* [Exercise goal]
Pictures appear in the records below; write out everything else exactly.

[Data excerpts]
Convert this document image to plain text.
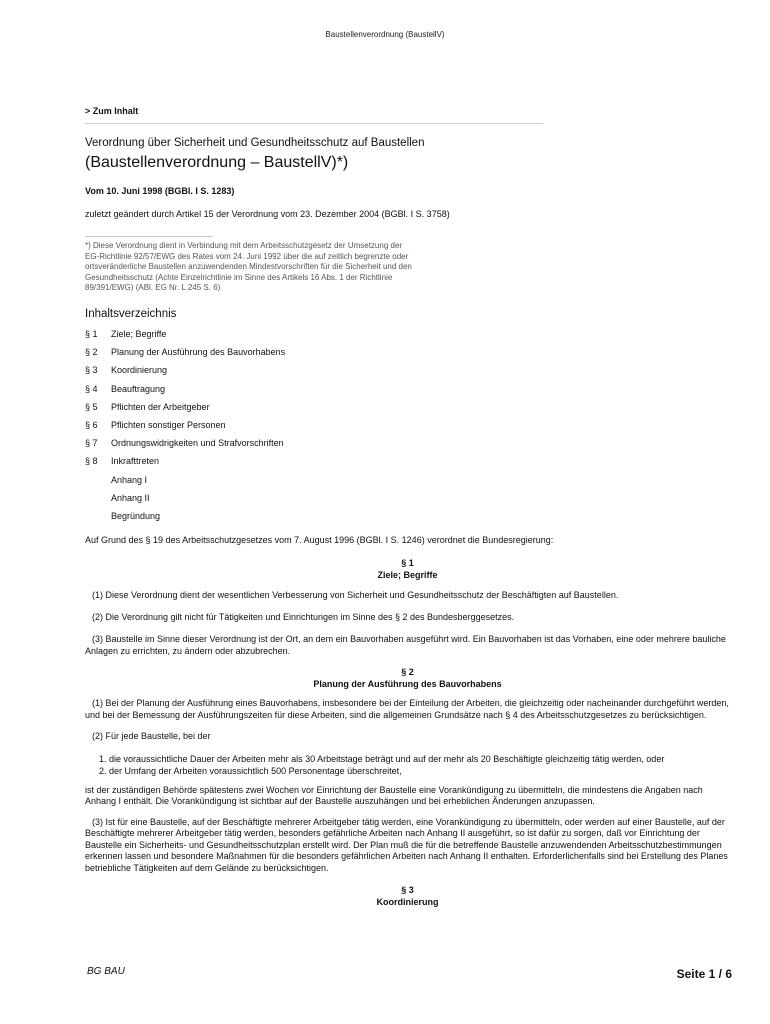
Baustellenverordnung (BaustellV)
> Zum Inhalt
Verordnung über Sicherheit und Gesundheitsschutz auf Baustellen
(Baustellenverordnung – BaustellV)*)
Vom 10. Juni 1998 (BGBl. I S. 1283)
zuletzt geändert durch Artikel 15 der Verordnung vom 23. Dezember 2004 (BGBl. I S. 3758)
*) Diese Verordnung dient in Verbindung mit dem Arbeitsschutzgesetz der Umsetzung der EG-Richtlinie 92/57/EWG des Rates vom 24. Juni 1992 über die auf zeitlich begrenzte oder ortsveränderliche Baustellen anzuwendenden Mindestvorschriften für die Sicherheit und den Gesundheitsschutz (Achte Einzelrichtlinie im Sinne des Artikels 16 Abs. 1 der Richtlinie 89/391/EWG) (ABl. EG Nr. L 245 S. 6)
Inhaltsverzeichnis
§ 1	Ziele; Begriffe
§ 2	Planung der Ausführung des Bauvorhabens
§ 3	Koordinierung
§ 4	Beauftragung
§ 5	Pflichten der Arbeitgeber
§ 6	Pflichten sonstiger Personen
§ 7	Ordnungswidrigkeiten und Strafvorschriften
§ 8	Inkrafttreten
Anhang I
Anhang II
Begründung
Auf Grund des § 19 des Arbeitsschutzgesetzes vom 7. August 1996 (BGBl. I S. 1246) verordnet die Bundesregierung:
§ 1
Ziele; Begriffe
(1) Diese Verordnung dient der wesentlichen Verbesserung von Sicherheit und Gesundheitsschutz der Beschäftigten auf Baustellen.
(2) Die Verordnung gilt nicht für Tätigkeiten und Einrichtungen im Sinne des § 2 des Bundesberggesetzes.
(3) Baustelle im Sinne dieser Verordnung ist der Ort, an dem ein Bauvorhaben ausgeführt wird. Ein Bauvorhaben ist das Vorhaben, eine oder mehrere bauliche Anlagen zu errichten, zu ändern oder abzubrechen.
§ 2
Planung der Ausführung des Bauvorhabens
(1) Bei der Planung der Ausführung eines Bauvorhabens, insbesondere bei der Einteilung der Arbeiten, die gleichzeitig oder nacheinander durchgeführt werden, und bei der Bemessung der Ausführungszeiten für diese Arbeiten, sind die allgemeinen Grundsätze nach § 4 des Arbeitsschutzgesetzes zu berücksichtigen.
(2) Für jede Baustelle, bei der
1. die voraussichtliche Dauer der Arbeiten mehr als 30 Arbeitstage beträgt und auf der mehr als 20 Beschäftigte gleichzeitig tätig werden, oder
2. der Umfang der Arbeiten voraussichtlich 500 Personentage überschreitet,
ist der zuständigen Behörde spätestens zwei Wochen vor Einrichtung der Baustelle eine Vorankündigung zu übermitteln, die mindestens die Angaben nach Anhang I enthält. Die Vorankündigung ist sichtbar auf der Baustelle auszuhängen und bei erheblichen Änderungen anzupassen.
(3) Ist für eine Baustelle, auf der Beschäftigte mehrerer Arbeitgeber tätig werden, eine Vorankündigung zu übermitteln, oder werden auf einer Baustelle, auf der Beschäftigte mehrerer Arbeitgeber tätig werden, besonders gefährliche Arbeiten nach Anhang II ausgeführt, so ist dafür zu sorgen, daß vor Einrichtung der Baustelle ein Sicherheits- und Gesundheitsschutzplan erstellt wird. Der Plan muß die für die betreffende Baustelle anzuwendenden Arbeitsschutzbestimmungen erkennen lassen und besondere Maßnahmen für die besonders gefährlichen Arbeiten nach Anhang II enthalten. Erforderlichenfalls sind bei Erstellung des Planes betriebliche Tätigkeiten auf dem Gelände zu berücksichtigen.
§ 3
Koordinierung
BG BAU	Seite 1 / 6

* [Response for this exercise]
Convert this document image to plain text.
Baustellenverordnung (BaustellV)
> Zum Inhalt
Verordnung über Sicherheit und Gesundheitsschutz auf Baustellen
(Baustellenverordnung – BaustellV)*)
Vom 10. Juni 1998 (BGBl. I S. 1283)
zuletzt geändert durch Artikel 15 der Verordnung vom 23. Dezember 2004 (BGBl. I S. 3758)
*) Diese Verordnung dient in Verbindung mit dem Arbeitsschutzgesetz der Umsetzung der EG-Richtlinie 92/57/EWG des Rates vom 24. Juni 1992 über die auf zeitlich begrenzte oder ortsveränderliche Baustellen anzuwendenden Mindestvorschriften für die Sicherheit und den Gesundheitsschutz (Achte Einzelrichtlinie im Sinne des Artikels 16 Abs. 1 der Richtlinie 89/391/EWG) (ABl. EG Nr. L 245 S. 6)
Inhaltsverzeichnis
§ 1	Ziele; Begriffe
§ 2	Planung der Ausführung des Bauvorhabens
§ 3	Koordinierung
§ 4	Beauftragung
§ 5	Pflichten der Arbeitgeber
§ 6	Pflichten sonstiger Personen
§ 7	Ordnungswidrigkeiten und Strafvorschriften
§ 8	Inkrafttreten
Anhang I
Anhang II
Begründung
Auf Grund des § 19 des Arbeitsschutzgesetzes vom 7. August 1996 (BGBl. I S. 1246) verordnet die Bundesregierung:
§ 1
Ziele; Begriffe
(1) Diese Verordnung dient der wesentlichen Verbesserung von Sicherheit und Gesundheitsschutz der Beschäftigten auf Baustellen.
(2) Die Verordnung gilt nicht für Tätigkeiten und Einrichtungen im Sinne des § 2 des Bundesberggesetzes.
(3) Baustelle im Sinne dieser Verordnung ist der Ort, an dem ein Bauvorhaben ausgeführt wird. Ein Bauvorhaben ist das Vorhaben, eine oder mehrere bauliche Anlagen zu errichten, zu ändern oder abzubrechen.
§ 2
Planung der Ausführung des Bauvorhabens
(1) Bei der Planung der Ausführung eines Bauvorhabens, insbesondere bei der Einteilung der Arbeiten, die gleichzeitig oder nacheinander durchgeführt werden, und bei der Bemessung der Ausführungszeiten für diese Arbeiten, sind die allgemeinen Grundsätze nach § 4 des Arbeitsschutzgesetzes zu berücksichtigen.
(2) Für jede Baustelle, bei der
1. die voraussichtliche Dauer der Arbeiten mehr als 30 Arbeitstage beträgt und auf der mehr als 20 Beschäftigte gleichzeitig tätig werden, oder
2. der Umfang der Arbeiten voraussichtlich 500 Personentage überschreitet,
ist der zuständigen Behörde spätestens zwei Wochen vor Einrichtung der Baustelle eine Vorankündigung zu übermitteln, die mindestens die Angaben nach Anhang I enthält. Die Vorankündigung ist sichtbar auf der Baustelle auszuhängen und bei erheblichen Änderungen anzupassen.
(3) Ist für eine Baustelle, auf der Beschäftigte mehrerer Arbeitgeber tätig werden, eine Vorankündigung zu übermitteln, oder werden auf einer Baustelle, auf der Beschäftigte mehrerer Arbeitgeber tätig werden, besonders gefährliche Arbeiten nach Anhang II ausgeführt, so ist dafür zu sorgen, daß vor Einrichtung der Baustelle ein Sicherheits- und Gesundheitsschutzplan erstellt wird. Der Plan muß die für die betreffende Baustelle anzuwendenden Arbeitsschutzbestimmungen erkennen lassen und besondere Maßnahmen für die besonders gefährlichen Arbeiten nach Anhang II enthalten. Erforderlichenfalls sind bei Erstellung des Planes betriebliche Tätigkeiten auf dem Gelände zu berücksichtigen.
§ 3
Koordinierung
BG BAU	Seite 1 / 6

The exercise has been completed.